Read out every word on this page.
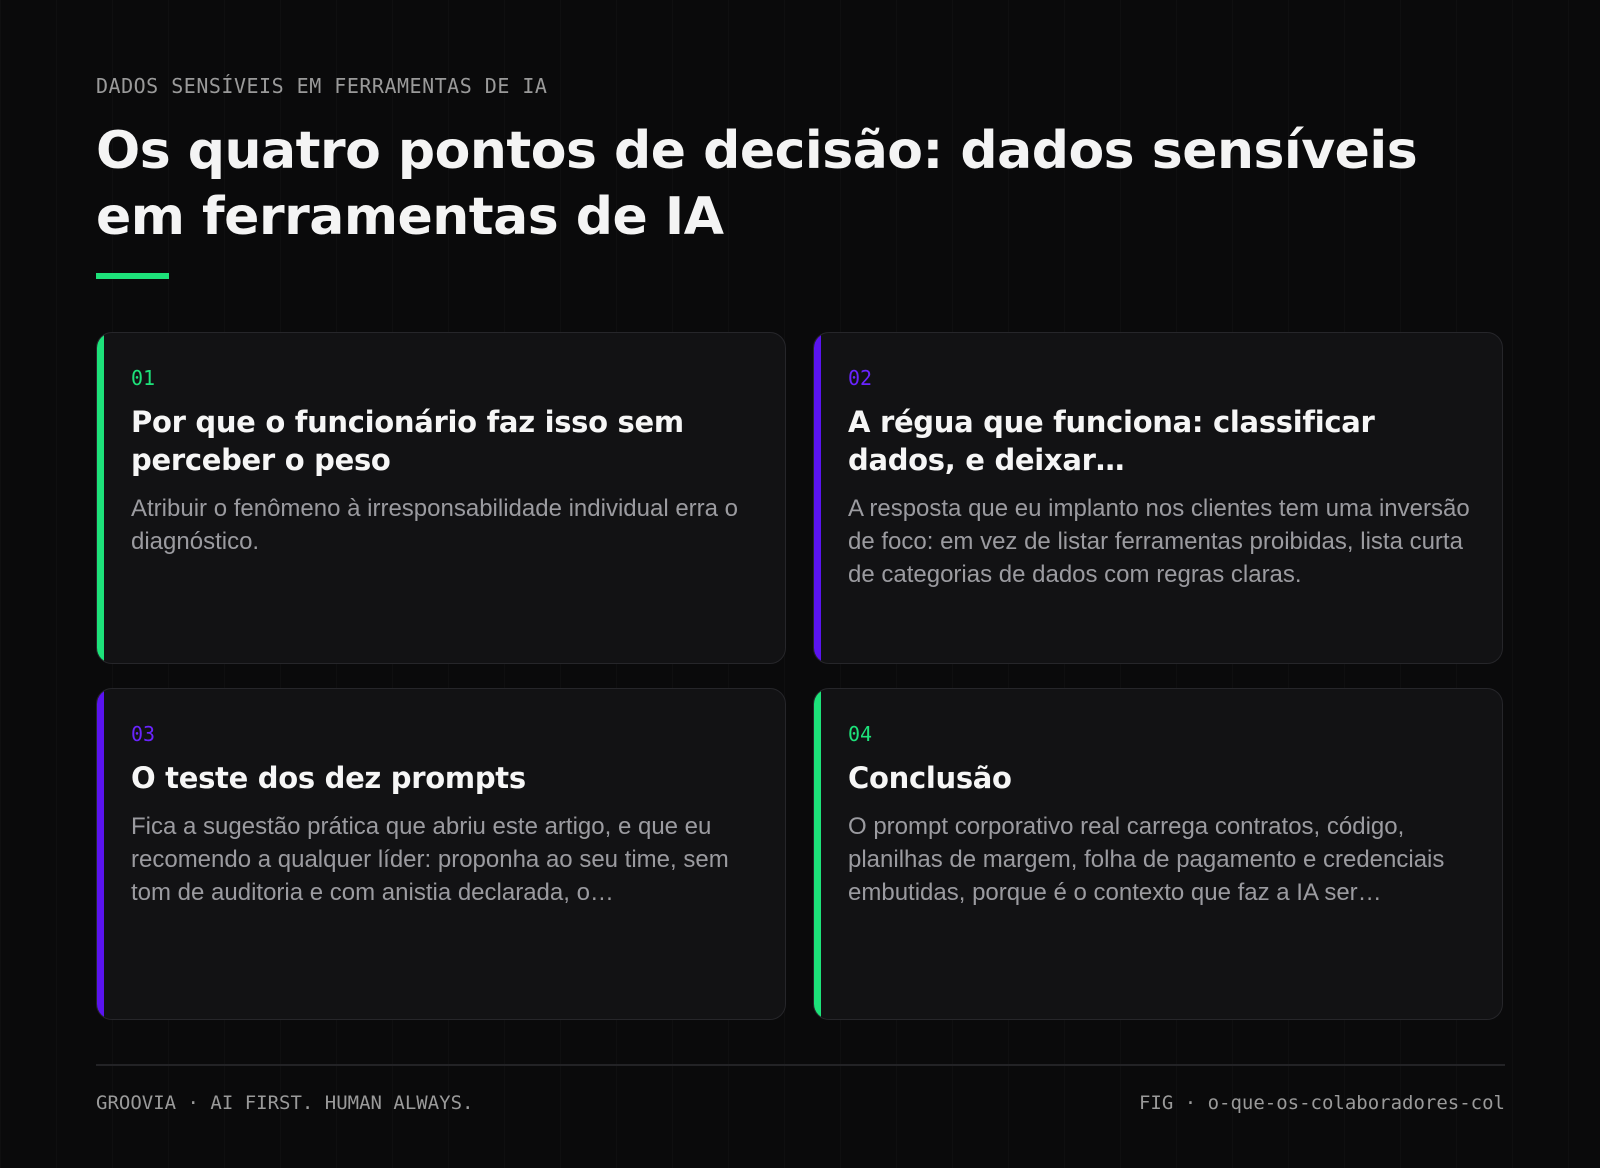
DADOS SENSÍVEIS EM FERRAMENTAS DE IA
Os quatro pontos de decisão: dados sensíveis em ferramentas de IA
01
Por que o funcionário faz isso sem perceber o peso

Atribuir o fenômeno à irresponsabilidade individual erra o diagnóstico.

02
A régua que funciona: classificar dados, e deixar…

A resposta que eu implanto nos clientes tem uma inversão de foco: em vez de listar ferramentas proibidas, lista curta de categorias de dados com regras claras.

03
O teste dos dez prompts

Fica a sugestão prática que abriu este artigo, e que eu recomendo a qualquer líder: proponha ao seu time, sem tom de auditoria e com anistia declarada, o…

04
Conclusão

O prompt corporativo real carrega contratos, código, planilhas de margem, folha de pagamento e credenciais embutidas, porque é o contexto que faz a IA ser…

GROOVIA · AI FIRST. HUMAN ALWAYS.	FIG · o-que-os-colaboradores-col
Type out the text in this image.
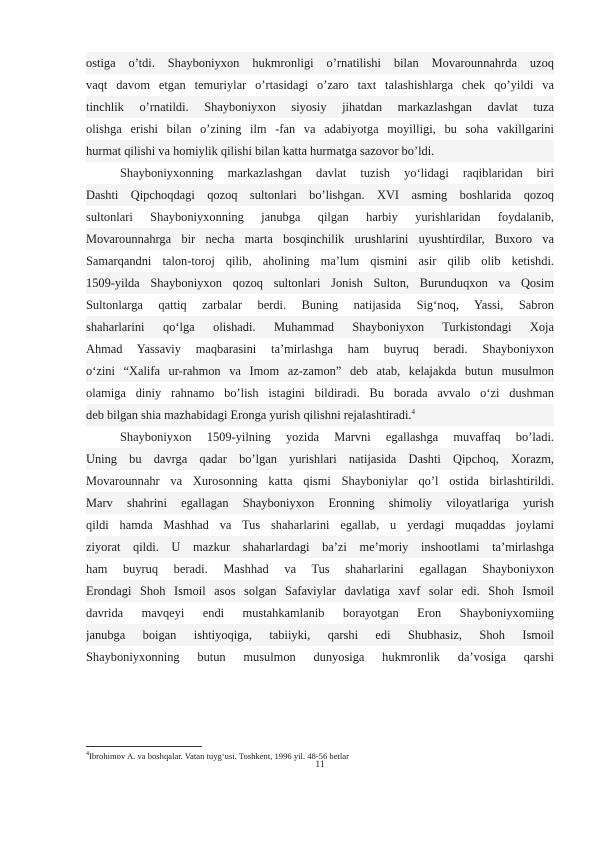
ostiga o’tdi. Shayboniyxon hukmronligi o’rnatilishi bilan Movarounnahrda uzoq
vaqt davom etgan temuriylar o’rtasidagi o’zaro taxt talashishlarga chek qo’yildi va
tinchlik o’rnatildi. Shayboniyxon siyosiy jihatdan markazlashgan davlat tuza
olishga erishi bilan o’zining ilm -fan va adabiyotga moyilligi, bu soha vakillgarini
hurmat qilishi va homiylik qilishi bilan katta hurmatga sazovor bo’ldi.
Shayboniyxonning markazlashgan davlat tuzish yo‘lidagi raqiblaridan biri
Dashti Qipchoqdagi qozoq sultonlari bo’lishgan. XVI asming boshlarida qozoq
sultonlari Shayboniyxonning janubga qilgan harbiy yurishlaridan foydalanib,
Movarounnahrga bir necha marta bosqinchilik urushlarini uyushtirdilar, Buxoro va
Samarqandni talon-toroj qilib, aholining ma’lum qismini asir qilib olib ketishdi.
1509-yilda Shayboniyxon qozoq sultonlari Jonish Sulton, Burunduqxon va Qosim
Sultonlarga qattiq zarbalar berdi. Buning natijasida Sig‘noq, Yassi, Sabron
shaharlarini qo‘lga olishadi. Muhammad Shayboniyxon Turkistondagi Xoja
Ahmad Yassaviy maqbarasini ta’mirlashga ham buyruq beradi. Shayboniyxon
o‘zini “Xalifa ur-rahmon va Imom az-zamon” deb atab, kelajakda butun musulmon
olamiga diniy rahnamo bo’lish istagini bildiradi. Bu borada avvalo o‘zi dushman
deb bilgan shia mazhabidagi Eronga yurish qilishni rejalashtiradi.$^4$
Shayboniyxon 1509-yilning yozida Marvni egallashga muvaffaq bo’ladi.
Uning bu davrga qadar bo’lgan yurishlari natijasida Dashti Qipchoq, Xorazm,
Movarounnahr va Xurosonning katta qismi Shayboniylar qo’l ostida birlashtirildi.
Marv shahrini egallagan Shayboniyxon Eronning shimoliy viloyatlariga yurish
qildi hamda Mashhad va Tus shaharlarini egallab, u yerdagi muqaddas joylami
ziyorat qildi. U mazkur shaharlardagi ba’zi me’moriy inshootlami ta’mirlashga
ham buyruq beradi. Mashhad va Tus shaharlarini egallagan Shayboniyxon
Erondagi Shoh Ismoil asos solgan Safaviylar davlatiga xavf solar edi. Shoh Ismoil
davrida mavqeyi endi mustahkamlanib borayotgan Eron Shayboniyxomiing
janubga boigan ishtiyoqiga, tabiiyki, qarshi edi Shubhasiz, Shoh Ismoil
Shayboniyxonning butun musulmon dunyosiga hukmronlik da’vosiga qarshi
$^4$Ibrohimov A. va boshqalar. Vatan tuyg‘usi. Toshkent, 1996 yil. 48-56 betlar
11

###

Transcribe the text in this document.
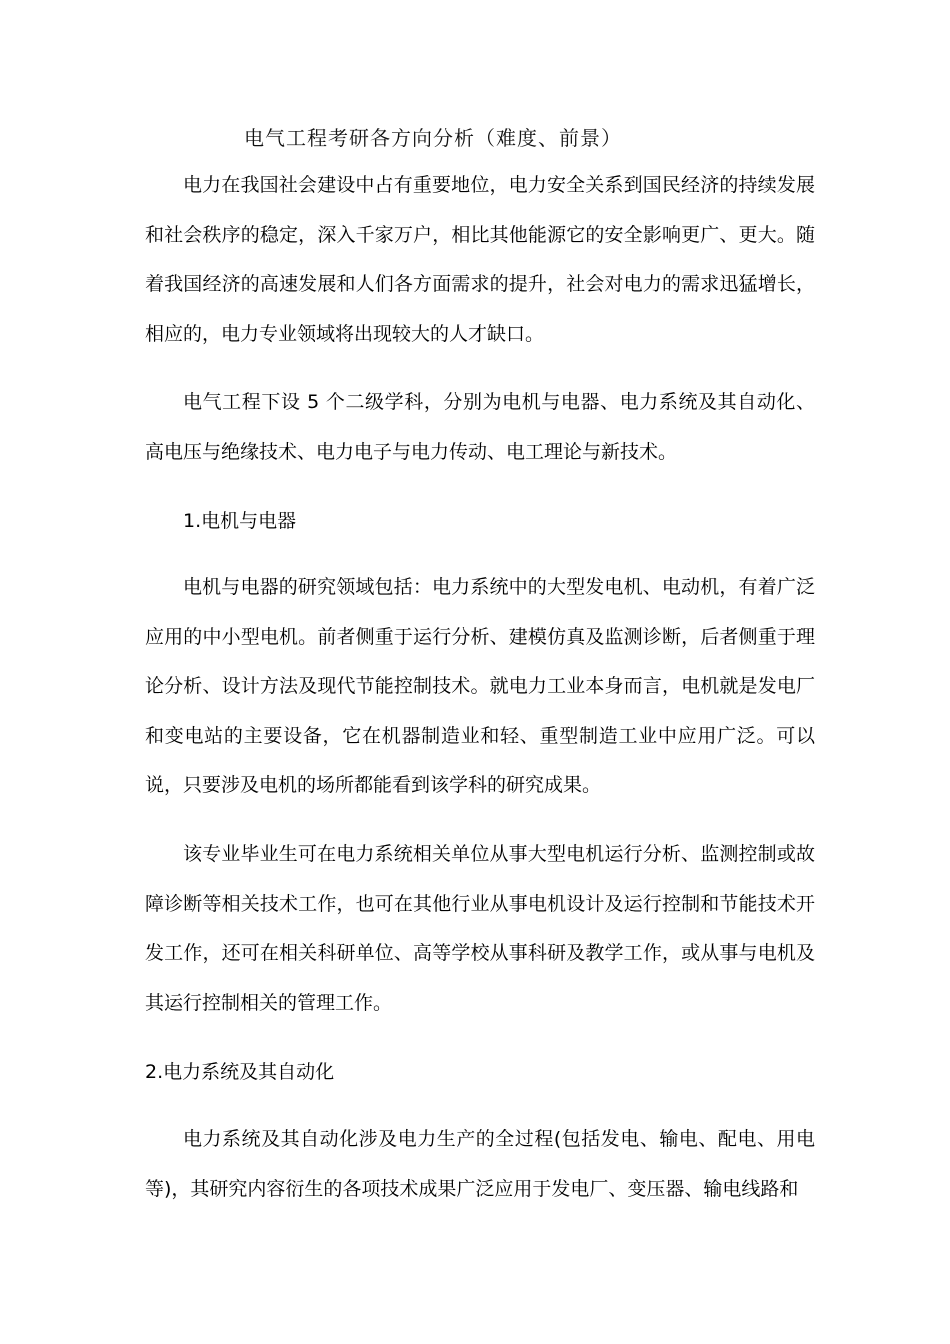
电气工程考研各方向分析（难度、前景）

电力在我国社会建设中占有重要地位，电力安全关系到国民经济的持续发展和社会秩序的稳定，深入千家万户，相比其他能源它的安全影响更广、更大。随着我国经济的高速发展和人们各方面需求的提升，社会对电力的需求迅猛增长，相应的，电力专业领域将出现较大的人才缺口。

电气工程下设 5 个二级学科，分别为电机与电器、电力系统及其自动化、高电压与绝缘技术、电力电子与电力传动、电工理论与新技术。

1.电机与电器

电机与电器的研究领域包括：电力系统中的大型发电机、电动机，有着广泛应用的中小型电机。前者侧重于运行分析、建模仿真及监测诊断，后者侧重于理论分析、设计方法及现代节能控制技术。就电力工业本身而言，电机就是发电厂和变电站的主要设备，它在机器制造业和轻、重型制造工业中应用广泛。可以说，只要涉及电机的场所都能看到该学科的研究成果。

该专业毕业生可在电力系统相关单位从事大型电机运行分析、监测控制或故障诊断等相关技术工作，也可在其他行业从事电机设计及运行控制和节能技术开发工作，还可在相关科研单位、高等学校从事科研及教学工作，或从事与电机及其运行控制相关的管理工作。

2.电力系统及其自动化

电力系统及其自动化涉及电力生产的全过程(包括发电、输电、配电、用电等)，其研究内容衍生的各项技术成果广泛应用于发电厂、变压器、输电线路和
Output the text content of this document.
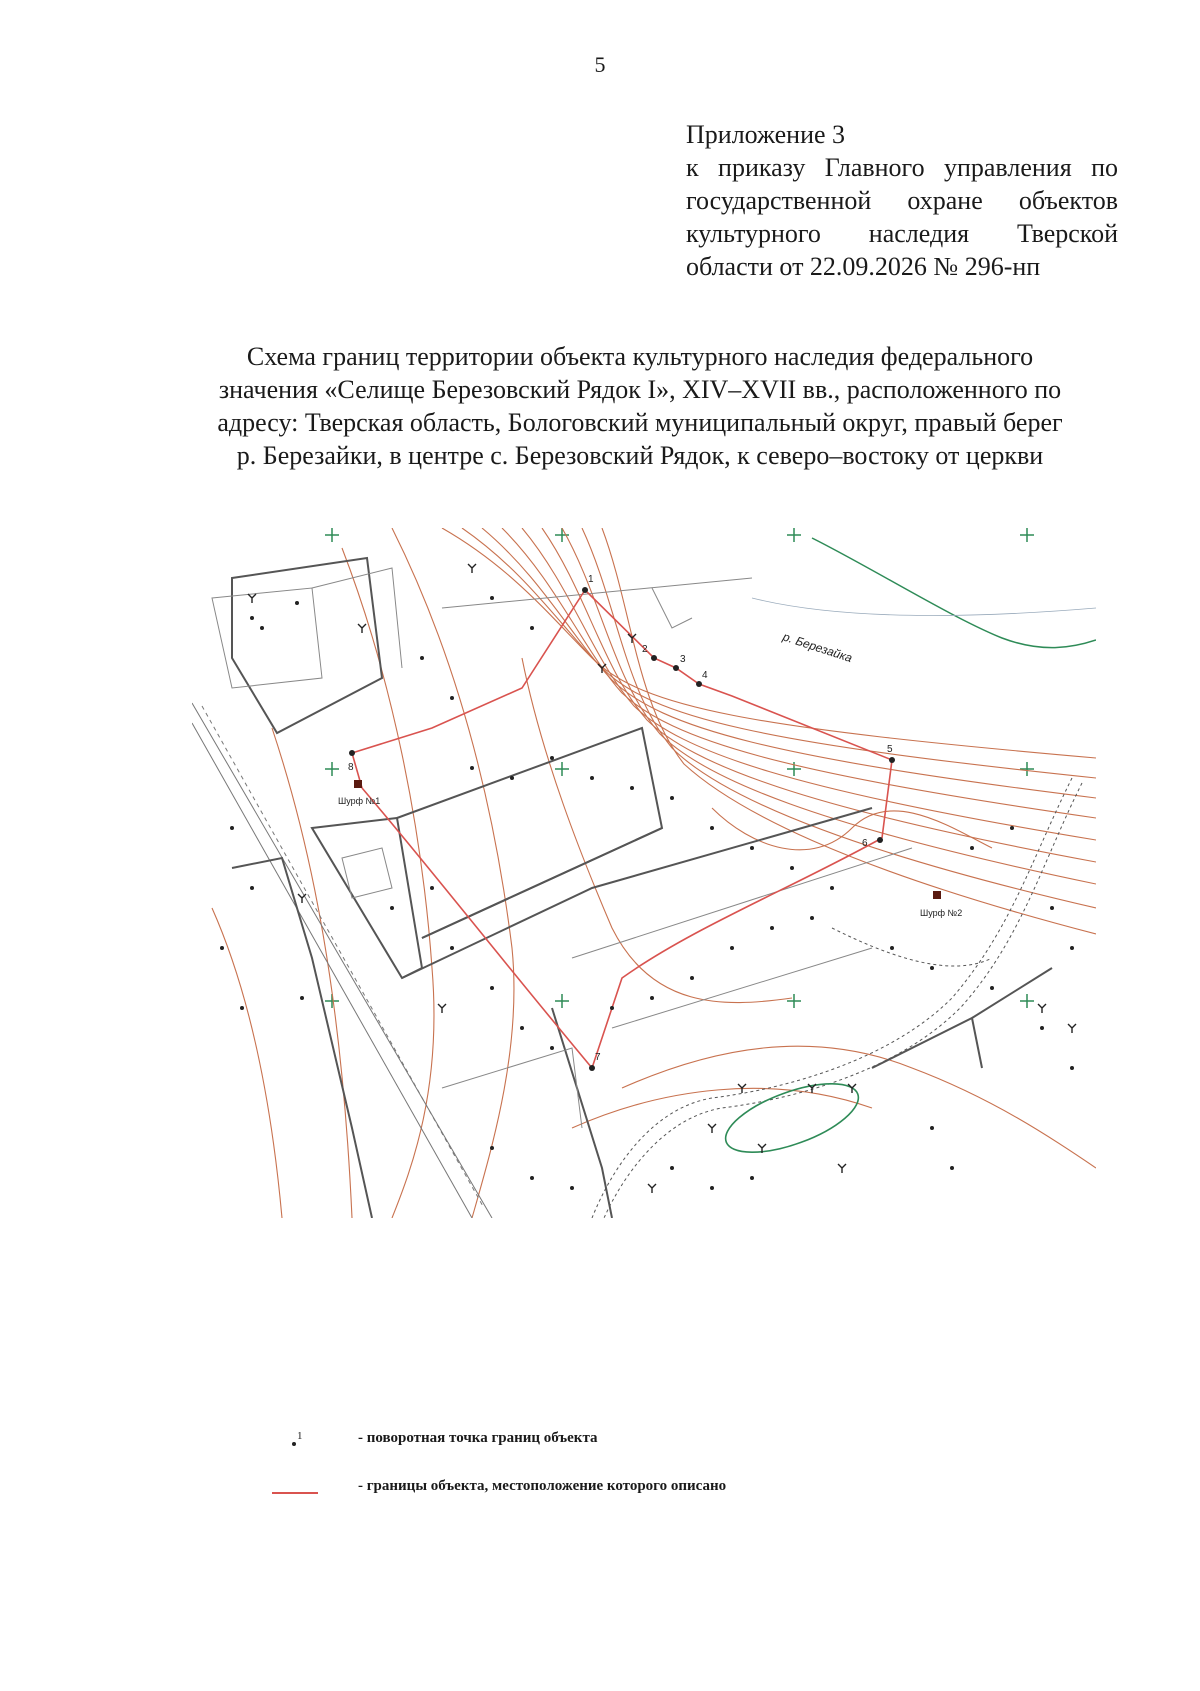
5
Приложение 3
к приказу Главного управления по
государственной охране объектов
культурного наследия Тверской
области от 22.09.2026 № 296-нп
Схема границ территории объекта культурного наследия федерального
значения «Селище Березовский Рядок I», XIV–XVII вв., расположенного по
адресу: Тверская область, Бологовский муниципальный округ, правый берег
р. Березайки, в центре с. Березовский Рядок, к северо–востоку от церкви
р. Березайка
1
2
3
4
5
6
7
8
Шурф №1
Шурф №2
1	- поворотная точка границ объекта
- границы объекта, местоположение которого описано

###

#### Directions:
Which lines of the data above contain "this"? Copy each one.

#### Completed exercise:
Read out every word on this page.
Type out the text in this image.
Transcribe the text in this document.
Output the text content of this document.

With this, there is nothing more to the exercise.